▶ What is needed
Could you write out every entry exactly as it stands?

** Begin Given entries **

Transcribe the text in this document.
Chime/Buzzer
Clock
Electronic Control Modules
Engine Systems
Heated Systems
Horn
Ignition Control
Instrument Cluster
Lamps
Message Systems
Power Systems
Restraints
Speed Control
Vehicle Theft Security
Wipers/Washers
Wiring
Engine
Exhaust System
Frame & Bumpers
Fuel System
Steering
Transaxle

** End Given entries **

▶ Result below
Transcribe the text in this document.
Chime/Buzzer
Clock
Electronic Control Modules
Engine Systems
Heated Systems
Horn
Ignition Control
Instrument Cluster
Lamps
Message Systems
Power Systems
Restraints
Speed Control
Vehicle Theft Security
Wipers/Washers
Wiring
Engine
Exhaust System
Frame & Bumpers
Fuel System
Steering
Transaxle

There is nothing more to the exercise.